## What this task involves
From the listing below, copy every line with the word "icon".
++++++++++
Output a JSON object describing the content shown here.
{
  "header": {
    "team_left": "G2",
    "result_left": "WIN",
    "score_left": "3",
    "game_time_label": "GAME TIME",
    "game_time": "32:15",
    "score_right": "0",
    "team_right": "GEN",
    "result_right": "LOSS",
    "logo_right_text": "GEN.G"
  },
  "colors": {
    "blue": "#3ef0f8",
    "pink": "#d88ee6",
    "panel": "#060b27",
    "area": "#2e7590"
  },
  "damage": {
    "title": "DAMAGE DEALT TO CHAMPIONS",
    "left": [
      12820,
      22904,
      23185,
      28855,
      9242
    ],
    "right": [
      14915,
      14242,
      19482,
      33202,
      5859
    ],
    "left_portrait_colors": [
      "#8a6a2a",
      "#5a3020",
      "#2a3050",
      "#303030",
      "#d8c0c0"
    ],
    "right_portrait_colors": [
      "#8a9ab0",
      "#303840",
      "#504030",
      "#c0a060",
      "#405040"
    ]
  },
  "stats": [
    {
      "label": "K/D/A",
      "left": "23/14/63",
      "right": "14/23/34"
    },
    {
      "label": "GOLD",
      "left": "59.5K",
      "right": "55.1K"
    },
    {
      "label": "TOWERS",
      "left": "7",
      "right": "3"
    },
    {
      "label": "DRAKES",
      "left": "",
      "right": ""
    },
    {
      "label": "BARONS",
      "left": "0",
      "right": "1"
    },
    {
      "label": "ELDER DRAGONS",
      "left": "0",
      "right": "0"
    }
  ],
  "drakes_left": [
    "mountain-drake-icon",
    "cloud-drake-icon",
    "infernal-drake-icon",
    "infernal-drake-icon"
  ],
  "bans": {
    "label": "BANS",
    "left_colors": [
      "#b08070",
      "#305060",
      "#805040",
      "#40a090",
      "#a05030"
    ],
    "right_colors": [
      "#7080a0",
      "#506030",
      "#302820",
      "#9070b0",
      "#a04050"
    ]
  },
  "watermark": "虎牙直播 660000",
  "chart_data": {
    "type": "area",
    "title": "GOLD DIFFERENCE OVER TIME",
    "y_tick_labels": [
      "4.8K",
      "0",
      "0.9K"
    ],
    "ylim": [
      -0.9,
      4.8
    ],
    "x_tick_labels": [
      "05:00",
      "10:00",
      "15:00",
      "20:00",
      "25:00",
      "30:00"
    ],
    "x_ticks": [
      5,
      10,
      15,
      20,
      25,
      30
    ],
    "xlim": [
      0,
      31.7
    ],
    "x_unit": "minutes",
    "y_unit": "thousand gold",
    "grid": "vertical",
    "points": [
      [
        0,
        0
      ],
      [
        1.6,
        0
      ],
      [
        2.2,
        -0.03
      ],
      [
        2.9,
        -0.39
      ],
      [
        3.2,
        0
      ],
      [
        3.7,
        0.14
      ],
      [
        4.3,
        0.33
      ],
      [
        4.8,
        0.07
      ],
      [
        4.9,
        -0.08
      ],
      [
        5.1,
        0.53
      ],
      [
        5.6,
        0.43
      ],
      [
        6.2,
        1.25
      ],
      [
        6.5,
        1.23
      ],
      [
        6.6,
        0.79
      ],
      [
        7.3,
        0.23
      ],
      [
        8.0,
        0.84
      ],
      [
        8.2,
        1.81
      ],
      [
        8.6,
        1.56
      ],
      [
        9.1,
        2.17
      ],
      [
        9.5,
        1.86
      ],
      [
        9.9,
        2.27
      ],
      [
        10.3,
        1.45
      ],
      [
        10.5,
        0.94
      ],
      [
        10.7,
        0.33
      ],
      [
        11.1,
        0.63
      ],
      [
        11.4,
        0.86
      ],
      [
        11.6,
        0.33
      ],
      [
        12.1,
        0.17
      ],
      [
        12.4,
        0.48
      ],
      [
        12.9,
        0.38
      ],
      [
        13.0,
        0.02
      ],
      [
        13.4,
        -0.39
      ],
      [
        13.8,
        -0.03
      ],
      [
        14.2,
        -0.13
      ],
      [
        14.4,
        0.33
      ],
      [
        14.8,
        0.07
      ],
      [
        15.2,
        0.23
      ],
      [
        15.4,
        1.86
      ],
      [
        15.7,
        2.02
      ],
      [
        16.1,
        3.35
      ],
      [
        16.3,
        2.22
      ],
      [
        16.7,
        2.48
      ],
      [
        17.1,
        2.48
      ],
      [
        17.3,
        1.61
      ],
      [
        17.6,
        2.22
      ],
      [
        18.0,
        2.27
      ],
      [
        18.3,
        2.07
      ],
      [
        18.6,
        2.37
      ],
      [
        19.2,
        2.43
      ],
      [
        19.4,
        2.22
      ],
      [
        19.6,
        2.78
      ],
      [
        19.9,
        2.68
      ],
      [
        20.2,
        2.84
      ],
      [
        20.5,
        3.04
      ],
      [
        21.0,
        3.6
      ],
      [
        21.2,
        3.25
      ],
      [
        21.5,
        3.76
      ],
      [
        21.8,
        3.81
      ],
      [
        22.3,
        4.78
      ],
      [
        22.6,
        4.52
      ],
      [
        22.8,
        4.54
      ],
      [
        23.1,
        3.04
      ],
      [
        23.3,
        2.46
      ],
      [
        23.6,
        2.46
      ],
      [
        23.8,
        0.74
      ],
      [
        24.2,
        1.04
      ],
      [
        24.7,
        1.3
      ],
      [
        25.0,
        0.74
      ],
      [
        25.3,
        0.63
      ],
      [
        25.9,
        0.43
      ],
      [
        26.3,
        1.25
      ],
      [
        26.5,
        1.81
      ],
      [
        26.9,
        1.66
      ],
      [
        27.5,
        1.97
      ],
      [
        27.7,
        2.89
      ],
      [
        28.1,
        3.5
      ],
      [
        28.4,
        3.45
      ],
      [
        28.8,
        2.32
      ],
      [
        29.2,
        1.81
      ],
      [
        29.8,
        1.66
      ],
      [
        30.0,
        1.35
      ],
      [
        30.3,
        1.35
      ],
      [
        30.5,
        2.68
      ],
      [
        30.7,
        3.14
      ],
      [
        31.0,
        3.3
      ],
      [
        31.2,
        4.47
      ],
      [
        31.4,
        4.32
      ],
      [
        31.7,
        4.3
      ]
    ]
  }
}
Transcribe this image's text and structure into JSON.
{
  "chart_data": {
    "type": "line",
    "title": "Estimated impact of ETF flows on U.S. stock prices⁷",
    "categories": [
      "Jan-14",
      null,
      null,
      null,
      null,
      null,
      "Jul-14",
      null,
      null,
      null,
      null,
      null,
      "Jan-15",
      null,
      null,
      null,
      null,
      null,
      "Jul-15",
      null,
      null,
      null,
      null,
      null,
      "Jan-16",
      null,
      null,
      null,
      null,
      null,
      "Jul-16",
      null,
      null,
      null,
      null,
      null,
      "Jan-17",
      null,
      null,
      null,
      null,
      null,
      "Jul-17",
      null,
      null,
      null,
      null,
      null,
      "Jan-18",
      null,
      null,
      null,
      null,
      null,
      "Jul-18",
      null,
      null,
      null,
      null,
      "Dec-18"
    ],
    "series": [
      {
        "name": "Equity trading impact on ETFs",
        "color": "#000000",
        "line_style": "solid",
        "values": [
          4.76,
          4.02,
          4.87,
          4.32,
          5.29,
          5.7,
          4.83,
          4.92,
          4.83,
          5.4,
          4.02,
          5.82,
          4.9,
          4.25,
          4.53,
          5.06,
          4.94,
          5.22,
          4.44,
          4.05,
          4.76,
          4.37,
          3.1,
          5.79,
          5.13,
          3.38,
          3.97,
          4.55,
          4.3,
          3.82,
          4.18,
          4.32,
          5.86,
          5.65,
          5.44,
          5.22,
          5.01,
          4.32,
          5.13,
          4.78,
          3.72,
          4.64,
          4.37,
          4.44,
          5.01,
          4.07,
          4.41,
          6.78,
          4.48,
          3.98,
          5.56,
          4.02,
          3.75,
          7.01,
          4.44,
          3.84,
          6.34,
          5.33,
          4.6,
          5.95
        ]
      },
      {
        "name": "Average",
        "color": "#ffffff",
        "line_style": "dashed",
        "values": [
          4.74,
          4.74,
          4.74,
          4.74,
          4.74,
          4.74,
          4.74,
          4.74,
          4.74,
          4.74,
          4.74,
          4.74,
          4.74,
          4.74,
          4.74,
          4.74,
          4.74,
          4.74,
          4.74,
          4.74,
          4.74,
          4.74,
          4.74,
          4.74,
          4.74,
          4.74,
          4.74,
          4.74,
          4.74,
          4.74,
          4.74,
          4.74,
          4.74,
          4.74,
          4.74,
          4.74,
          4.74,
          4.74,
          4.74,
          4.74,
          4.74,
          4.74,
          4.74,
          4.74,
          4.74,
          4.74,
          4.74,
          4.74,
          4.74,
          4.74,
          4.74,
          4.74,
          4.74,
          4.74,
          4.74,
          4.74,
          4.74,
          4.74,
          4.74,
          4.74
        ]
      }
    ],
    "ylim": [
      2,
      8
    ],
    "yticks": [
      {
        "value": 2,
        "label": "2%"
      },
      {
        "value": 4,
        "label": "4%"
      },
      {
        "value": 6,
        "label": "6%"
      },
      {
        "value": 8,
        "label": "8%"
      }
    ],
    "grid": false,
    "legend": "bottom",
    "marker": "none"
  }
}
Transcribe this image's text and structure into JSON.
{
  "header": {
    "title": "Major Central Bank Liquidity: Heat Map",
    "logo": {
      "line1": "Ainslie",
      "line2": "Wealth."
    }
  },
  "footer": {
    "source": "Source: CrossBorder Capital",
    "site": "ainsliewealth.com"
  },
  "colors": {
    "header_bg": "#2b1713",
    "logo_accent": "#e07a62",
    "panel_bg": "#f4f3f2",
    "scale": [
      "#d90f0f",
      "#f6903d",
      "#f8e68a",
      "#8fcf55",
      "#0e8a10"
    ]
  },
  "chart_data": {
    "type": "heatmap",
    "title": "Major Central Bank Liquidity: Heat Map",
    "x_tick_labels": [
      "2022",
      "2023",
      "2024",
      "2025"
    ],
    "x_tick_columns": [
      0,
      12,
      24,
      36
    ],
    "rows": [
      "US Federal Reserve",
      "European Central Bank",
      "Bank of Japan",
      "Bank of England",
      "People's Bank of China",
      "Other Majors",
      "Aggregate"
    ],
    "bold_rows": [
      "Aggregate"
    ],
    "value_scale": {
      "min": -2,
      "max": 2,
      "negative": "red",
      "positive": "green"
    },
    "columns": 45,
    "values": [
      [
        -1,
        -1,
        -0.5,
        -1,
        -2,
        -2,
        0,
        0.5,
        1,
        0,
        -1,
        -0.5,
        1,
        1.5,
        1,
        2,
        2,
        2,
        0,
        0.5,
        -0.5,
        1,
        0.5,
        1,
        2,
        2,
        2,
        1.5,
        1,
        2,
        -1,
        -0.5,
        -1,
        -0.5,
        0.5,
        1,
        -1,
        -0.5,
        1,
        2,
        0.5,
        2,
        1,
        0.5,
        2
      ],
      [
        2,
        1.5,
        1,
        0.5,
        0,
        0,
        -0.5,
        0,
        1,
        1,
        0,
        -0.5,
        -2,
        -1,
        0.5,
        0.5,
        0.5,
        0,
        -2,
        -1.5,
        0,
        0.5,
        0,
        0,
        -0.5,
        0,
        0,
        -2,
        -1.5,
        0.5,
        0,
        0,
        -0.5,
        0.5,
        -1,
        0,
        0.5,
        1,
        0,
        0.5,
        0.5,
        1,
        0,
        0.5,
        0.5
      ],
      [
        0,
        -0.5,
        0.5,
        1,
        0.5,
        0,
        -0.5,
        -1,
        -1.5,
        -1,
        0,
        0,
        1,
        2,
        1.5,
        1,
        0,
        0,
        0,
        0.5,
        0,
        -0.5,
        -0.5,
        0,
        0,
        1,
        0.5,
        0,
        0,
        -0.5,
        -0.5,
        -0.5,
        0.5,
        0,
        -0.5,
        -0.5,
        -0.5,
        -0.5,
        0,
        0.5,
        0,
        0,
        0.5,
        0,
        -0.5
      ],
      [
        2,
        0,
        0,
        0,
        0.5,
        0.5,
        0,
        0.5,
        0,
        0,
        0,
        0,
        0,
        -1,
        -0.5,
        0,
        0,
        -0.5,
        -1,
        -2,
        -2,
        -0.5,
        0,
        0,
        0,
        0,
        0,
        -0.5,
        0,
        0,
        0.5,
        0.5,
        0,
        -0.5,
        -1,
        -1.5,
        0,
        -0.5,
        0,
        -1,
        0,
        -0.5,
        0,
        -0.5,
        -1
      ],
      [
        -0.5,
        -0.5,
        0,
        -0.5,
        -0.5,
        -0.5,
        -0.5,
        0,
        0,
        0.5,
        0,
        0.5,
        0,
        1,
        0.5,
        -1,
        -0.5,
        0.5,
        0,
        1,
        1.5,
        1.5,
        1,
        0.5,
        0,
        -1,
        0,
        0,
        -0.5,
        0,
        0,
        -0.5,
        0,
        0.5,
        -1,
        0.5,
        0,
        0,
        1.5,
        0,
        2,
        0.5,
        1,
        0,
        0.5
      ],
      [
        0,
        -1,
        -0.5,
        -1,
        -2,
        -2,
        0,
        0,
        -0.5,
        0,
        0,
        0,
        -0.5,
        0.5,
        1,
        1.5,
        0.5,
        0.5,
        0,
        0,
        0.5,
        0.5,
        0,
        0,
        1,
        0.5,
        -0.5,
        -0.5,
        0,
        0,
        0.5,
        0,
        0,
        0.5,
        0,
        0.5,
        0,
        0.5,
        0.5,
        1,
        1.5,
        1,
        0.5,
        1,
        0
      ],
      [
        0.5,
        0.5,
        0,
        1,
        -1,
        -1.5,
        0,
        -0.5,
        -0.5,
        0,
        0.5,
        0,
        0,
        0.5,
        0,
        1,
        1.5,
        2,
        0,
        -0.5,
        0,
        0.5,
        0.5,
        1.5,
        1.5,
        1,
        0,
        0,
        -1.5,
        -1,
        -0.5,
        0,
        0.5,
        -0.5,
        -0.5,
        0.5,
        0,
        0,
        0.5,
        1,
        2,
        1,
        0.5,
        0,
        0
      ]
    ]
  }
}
++++++++++
## Solution
    "mountain-drake-icon",
    "cloud-drake-icon",
    "infernal-drake-icon",
    "infernal-drake-icon"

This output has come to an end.